## WHAT THE TASK REQUIRES:
Copy each line of the data below exactly, leaving out pictures.

***** RECORDS PROVIDED *****

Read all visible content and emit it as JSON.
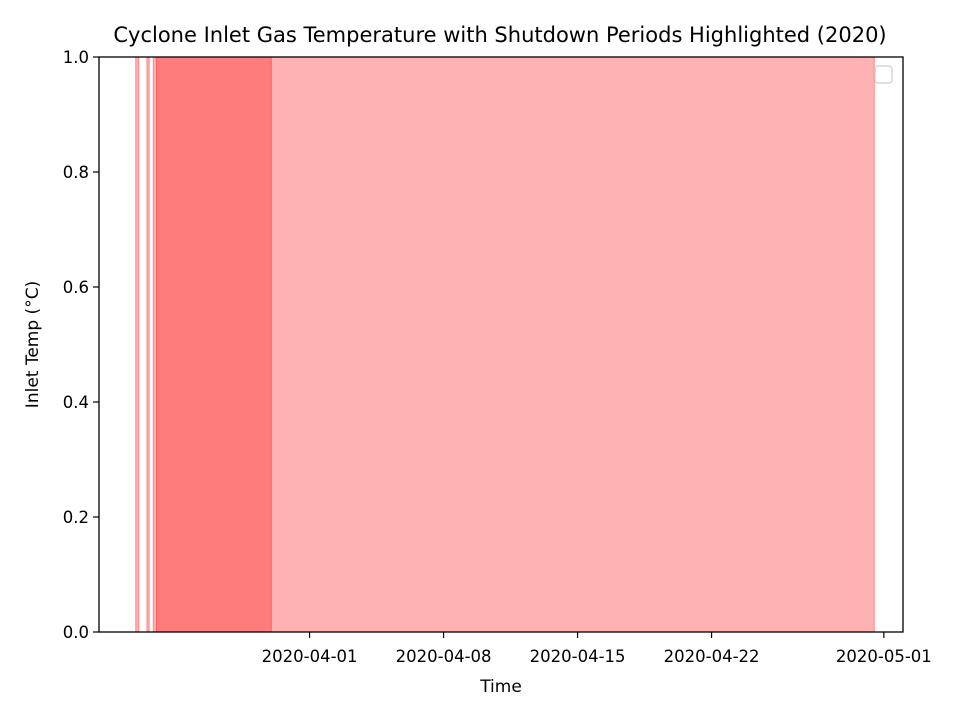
{
  "chart_data": {
    "type": "area",
    "title": "Cyclone Inlet Gas Temperature with Shutdown Periods Highlighted (2020)",
    "xlabel": "Time",
    "ylabel": "Inlet Temp (°C)",
    "xlim": [
      "2020-03-21T00:00",
      "2020-05-02T00:00"
    ],
    "ylim": [
      0.0,
      1.0
    ],
    "x_ticks": [
      {
        "value": "2020-04-01",
        "label": "2020-04-01"
      },
      {
        "value": "2020-04-08",
        "label": "2020-04-08"
      },
      {
        "value": "2020-04-15",
        "label": "2020-04-15"
      },
      {
        "value": "2020-04-22",
        "label": "2020-04-22"
      },
      {
        "value": "2020-05-01",
        "label": "2020-05-01"
      }
    ],
    "y_ticks": [
      {
        "value": 0.0,
        "label": "0.0"
      },
      {
        "value": 0.2,
        "label": "0.2"
      },
      {
        "value": 0.4,
        "label": "0.4"
      },
      {
        "value": 0.6,
        "label": "0.6"
      },
      {
        "value": 0.8,
        "label": "0.8"
      },
      {
        "value": 1.0,
        "label": "1.0"
      }
    ],
    "shutdown_periods": [
      {
        "start": "2020-03-22T22:00",
        "end": "2020-03-23T02:00"
      },
      {
        "start": "2020-03-23T12:00",
        "end": "2020-03-23T15:00"
      },
      {
        "start": "2020-03-23T20:00",
        "end": "2020-03-30T00:00"
      },
      {
        "start": "2020-03-24T00:00",
        "end": "2020-04-30T12:00"
      }
    ],
    "shade_color": "#ff0000",
    "shade_opacity": 0.3,
    "grid": false,
    "legend": {
      "placement": "top-right",
      "entries": []
    }
  }
}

*****

## SOLVED EXERCISE:
Read all visible content and emit it as JSON.
{
  "chart_data": {
    "type": "area",
    "title": "Cyclone Inlet Gas Temperature with Shutdown Periods Highlighted (2020)",
    "xlabel": "Time",
    "ylabel": "Inlet Temp (°C)",
    "xlim": [
      "2020-03-21T00:00",
      "2020-05-02T00:00"
    ],
    "ylim": [
      0.0,
      1.0
    ],
    "x_ticks": [
      {
        "value": "2020-04-01",
        "label": "2020-04-01"
      },
      {
        "value": "2020-04-08",
        "label": "2020-04-08"
      },
      {
        "value": "2020-04-15",
        "label": "2020-04-15"
      },
      {
        "value": "2020-04-22",
        "label": "2020-04-22"
      },
      {
        "value": "2020-05-01",
        "label": "2020-05-01"
      }
    ],
    "y_ticks": [
      {
        "value": 0.0,
        "label": "0.0"
      },
      {
        "value": 0.2,
        "label": "0.2"
      },
      {
        "value": 0.4,
        "label": "0.4"
      },
      {
        "value": 0.6,
        "label": "0.6"
      },
      {
        "value": 0.8,
        "label": "0.8"
      },
      {
        "value": 1.0,
        "label": "1.0"
      }
    ],
    "shutdown_periods": [
      {
        "start": "2020-03-22T22:00",
        "end": "2020-03-23T02:00"
      },
      {
        "start": "2020-03-23T12:00",
        "end": "2020-03-23T15:00"
      },
      {
        "start": "2020-03-23T20:00",
        "end": "2020-03-30T00:00"
      },
      {
        "start": "2020-03-24T00:00",
        "end": "2020-04-30T12:00"
      }
    ],
    "shade_color": "#ff0000",
    "shade_opacity": 0.3,
    "grid": false,
    "legend": {
      "placement": "top-right",
      "entries": []
    }
  }
}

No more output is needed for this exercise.